EXERCISE =>
Write the data out again, character for character, with no images.

** BEGIN EXERCISE INPUT **

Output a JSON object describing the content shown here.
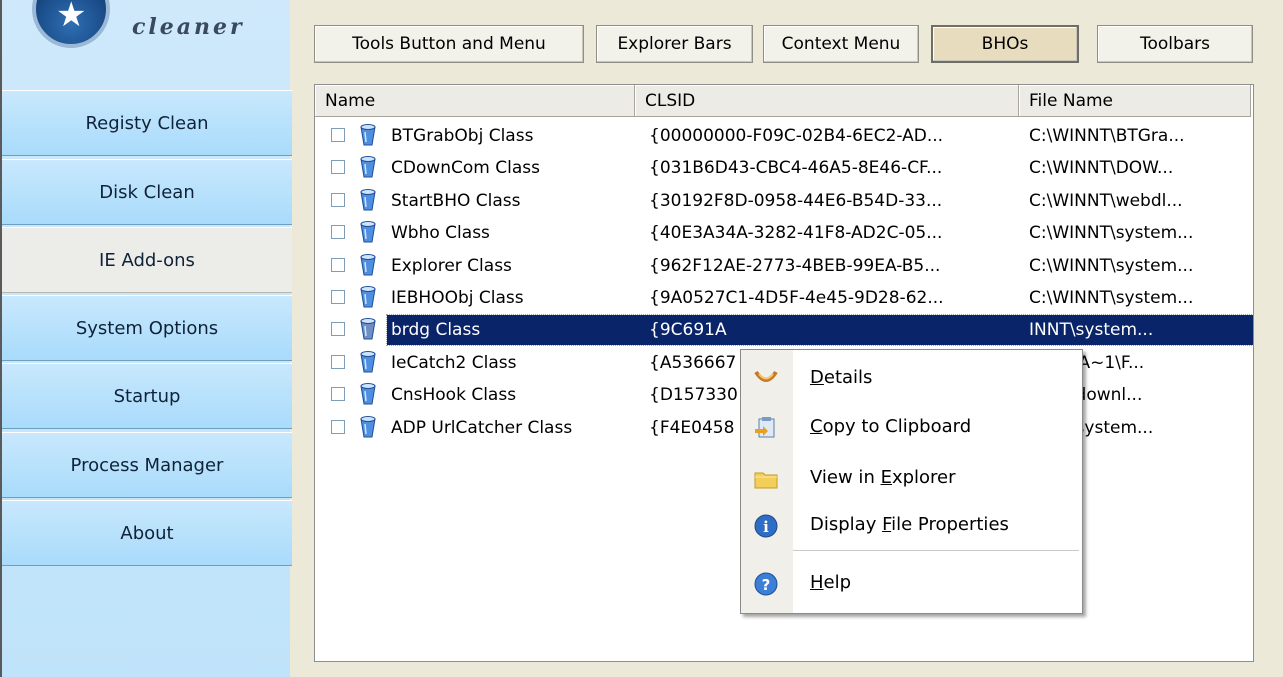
{
  "app": {
    "logo_text": "cleaner"
  },
  "sidebar": {
    "items": [
      {
        "label": "Registy Clean"
      },
      {
        "label": "Disk Clean"
      },
      {
        "label": "IE Add-ons"
      },
      {
        "label": "System Options"
      },
      {
        "label": "Startup"
      },
      {
        "label": "Process Manager"
      },
      {
        "label": "About"
      }
    ],
    "active_item": "IE Add-ons"
  },
  "tabs": {
    "items": [
      {
        "label": "Tools Button and  Menu"
      },
      {
        "label": "Explorer Bars"
      },
      {
        "label": "Context Menu"
      },
      {
        "label": "BHOs"
      },
      {
        "label": "Toolbars"
      }
    ],
    "active_tab": "BHOs"
  },
  "list": {
    "columns": [
      "Name",
      "CLSID",
      "File Name"
    ],
    "rows": [
      {
        "name": "BTGrabObj Class",
        "clsid": "{00000000-F09C-02B4-6EC2-AD...",
        "file": "C:\\WINNT\\BTGra...",
        "checked": false
      },
      {
        "name": "CDownCom Class",
        "clsid": "{031B6D43-CBC4-46A5-8E46-CF...",
        "file": "C:\\WINNT\\DOW...",
        "checked": false
      },
      {
        "name": "StartBHO Class",
        "clsid": "{30192F8D-0958-44E6-B54D-33...",
        "file": "C:\\WINNT\\webdl...",
        "checked": false
      },
      {
        "name": "Wbho Class",
        "clsid": "{40E3A34A-3282-41F8-AD2C-05...",
        "file": "C:\\WINNT\\system...",
        "checked": false
      },
      {
        "name": "Explorer Class",
        "clsid": "{962F12AE-2773-4BEB-99EA-B5...",
        "file": "C:\\WINNT\\system...",
        "checked": false
      },
      {
        "name": "IEBHOObj Class",
        "clsid": "{9A0527C1-4D5F-4e45-9D28-62...",
        "file": "C:\\WINNT\\system...",
        "checked": false
      },
      {
        "name": "brdg Class",
        "clsid": "{9C691A",
        "file": "INNT\\system...",
        "checked": false,
        "selected": true
      },
      {
        "name": "IeCatch2 Class",
        "clsid": "{A536667",
        "file": "ROGRA~1\\F...",
        "checked": false
      },
      {
        "name": "CnsHook Class",
        "clsid": "{D157330",
        "file": "INNT\\downl...",
        "checked": false
      },
      {
        "name": "ADP UrlCatcher Class",
        "clsid": "{F4E0458",
        "file": "INNT\\system...",
        "checked": false
      }
    ]
  },
  "context_menu": {
    "items": [
      {
        "label": "Details",
        "icon": "details-icon"
      },
      {
        "label": "Copy to Clipboard",
        "icon": "clipboard-icon"
      },
      {
        "label": "View in Explorer",
        "icon": "folder-icon"
      },
      {
        "label": "Display File Properties",
        "icon": "info-icon"
      },
      {
        "label": "Help",
        "icon": "help-icon"
      }
    ]
  },
  "colors": {
    "selection": "#0a246a",
    "sidebar": "#a9dbfb",
    "active_tab": "#e7dcbe"
  }
}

** END EXERCISE INPUT **

EXPECTED ANSWER =>
Output a JSON object describing the content shown here.
{
  "app": {
    "logo_text": "cleaner"
  },
  "sidebar": {
    "items": [
      {
        "label": "Registy Clean"
      },
      {
        "label": "Disk Clean"
      },
      {
        "label": "IE Add-ons"
      },
      {
        "label": "System Options"
      },
      {
        "label": "Startup"
      },
      {
        "label": "Process Manager"
      },
      {
        "label": "About"
      }
    ],
    "active_item": "IE Add-ons"
  },
  "tabs": {
    "items": [
      {
        "label": "Tools Button and  Menu"
      },
      {
        "label": "Explorer Bars"
      },
      {
        "label": "Context Menu"
      },
      {
        "label": "BHOs"
      },
      {
        "label": "Toolbars"
      }
    ],
    "active_tab": "BHOs"
  },
  "list": {
    "columns": [
      "Name",
      "CLSID",
      "File Name"
    ],
    "rows": [
      {
        "name": "BTGrabObj Class",
        "clsid": "{00000000-F09C-02B4-6EC2-AD...",
        "file": "C:\\WINNT\\BTGra...",
        "checked": false
      },
      {
        "name": "CDownCom Class",
        "clsid": "{031B6D43-CBC4-46A5-8E46-CF...",
        "file": "C:\\WINNT\\DOW...",
        "checked": false
      },
      {
        "name": "StartBHO Class",
        "clsid": "{30192F8D-0958-44E6-B54D-33...",
        "file": "C:\\WINNT\\webdl...",
        "checked": false
      },
      {
        "name": "Wbho Class",
        "clsid": "{40E3A34A-3282-41F8-AD2C-05...",
        "file": "C:\\WINNT\\system...",
        "checked": false
      },
      {
        "name": "Explorer Class",
        "clsid": "{962F12AE-2773-4BEB-99EA-B5...",
        "file": "C:\\WINNT\\system...",
        "checked": false
      },
      {
        "name": "IEBHOObj Class",
        "clsid": "{9A0527C1-4D5F-4e45-9D28-62...",
        "file": "C:\\WINNT\\system...",
        "checked": false
      },
      {
        "name": "brdg Class",
        "clsid": "{9C691A",
        "file": "INNT\\system...",
        "checked": false,
        "selected": true
      },
      {
        "name": "IeCatch2 Class",
        "clsid": "{A536667",
        "file": "ROGRA~1\\F...",
        "checked": false
      },
      {
        "name": "CnsHook Class",
        "clsid": "{D157330",
        "file": "INNT\\downl...",
        "checked": false
      },
      {
        "name": "ADP UrlCatcher Class",
        "clsid": "{F4E0458",
        "file": "INNT\\system...",
        "checked": false
      }
    ]
  },
  "context_menu": {
    "items": [
      {
        "label": "Details",
        "icon": "details-icon"
      },
      {
        "label": "Copy to Clipboard",
        "icon": "clipboard-icon"
      },
      {
        "label": "View in Explorer",
        "icon": "folder-icon"
      },
      {
        "label": "Display File Properties",
        "icon": "info-icon"
      },
      {
        "label": "Help",
        "icon": "help-icon"
      }
    ]
  },
  "colors": {
    "selection": "#0a246a",
    "sidebar": "#a9dbfb",
    "active_tab": "#e7dcbe"
  }
}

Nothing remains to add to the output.